_TASK DETAILS_:
Search the data below for "source"; list each line that holds it.

_DATA SUPPLIED_:
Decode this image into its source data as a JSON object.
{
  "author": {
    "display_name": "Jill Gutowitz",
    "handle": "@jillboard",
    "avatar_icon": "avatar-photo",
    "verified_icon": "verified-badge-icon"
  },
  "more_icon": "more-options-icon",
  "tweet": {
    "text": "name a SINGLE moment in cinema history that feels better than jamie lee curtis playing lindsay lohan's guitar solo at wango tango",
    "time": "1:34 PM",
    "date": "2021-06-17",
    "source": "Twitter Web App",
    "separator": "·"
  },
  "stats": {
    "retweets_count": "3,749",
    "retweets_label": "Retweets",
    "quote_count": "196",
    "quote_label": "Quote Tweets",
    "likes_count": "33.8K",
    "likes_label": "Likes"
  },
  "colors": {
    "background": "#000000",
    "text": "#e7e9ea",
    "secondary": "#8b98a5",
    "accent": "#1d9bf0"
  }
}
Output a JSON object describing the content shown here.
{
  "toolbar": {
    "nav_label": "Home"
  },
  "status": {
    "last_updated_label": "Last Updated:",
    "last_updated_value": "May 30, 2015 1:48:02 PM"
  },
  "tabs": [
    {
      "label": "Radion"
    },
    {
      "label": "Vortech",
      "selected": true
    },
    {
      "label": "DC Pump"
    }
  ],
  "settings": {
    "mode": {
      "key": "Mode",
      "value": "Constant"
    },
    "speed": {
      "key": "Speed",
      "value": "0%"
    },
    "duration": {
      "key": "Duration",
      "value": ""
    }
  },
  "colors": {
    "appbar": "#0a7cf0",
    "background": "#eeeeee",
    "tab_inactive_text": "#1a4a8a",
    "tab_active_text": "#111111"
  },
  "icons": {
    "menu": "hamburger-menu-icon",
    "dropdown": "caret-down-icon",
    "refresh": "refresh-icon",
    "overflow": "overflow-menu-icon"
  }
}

_TASK OUTPUT_:
Decode this image into its source data as a JSON object.
    "source": "Twitter Web App",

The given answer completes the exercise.